• [Your task]:
Please write out the material below exactly as given.

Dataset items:

--------------------------------------------------

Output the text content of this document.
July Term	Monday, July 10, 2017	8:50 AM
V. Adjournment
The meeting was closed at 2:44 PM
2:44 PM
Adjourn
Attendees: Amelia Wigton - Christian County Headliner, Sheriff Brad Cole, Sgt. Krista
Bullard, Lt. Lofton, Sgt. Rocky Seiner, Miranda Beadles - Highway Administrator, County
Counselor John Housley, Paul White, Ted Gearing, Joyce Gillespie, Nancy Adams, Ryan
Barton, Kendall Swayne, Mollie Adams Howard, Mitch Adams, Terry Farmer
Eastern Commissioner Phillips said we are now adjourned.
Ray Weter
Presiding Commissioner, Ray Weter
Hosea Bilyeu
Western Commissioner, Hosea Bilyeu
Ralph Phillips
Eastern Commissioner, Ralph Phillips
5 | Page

--------------------------------------------------

• [Answer to the exercise]:
Output the text content of this document.
July Term	Monday, July 10, 2017	8:50 AM
V. Adjournment
The meeting was closed at 2:44 PM
2:44 PM
Adjourn
Attendees: Amelia Wigton - Christian County Headliner, Sheriff Brad Cole, Sgt. Krista
Bullard, Lt. Lofton, Sgt. Rocky Seiner, Miranda Beadles - Highway Administrator, County
Counselor John Housley, Paul White, Ted Gearing, Joyce Gillespie, Nancy Adams, Ryan
Barton, Kendall Swayne, Mollie Adams Howard, Mitch Adams, Terry Farmer
Eastern Commissioner Phillips said we are now adjourned.
Ray Weter
Presiding Commissioner, Ray Weter
Hosea Bilyeu
Western Commissioner, Hosea Bilyeu
Ralph Phillips
Eastern Commissioner, Ralph Phillips
5 | Page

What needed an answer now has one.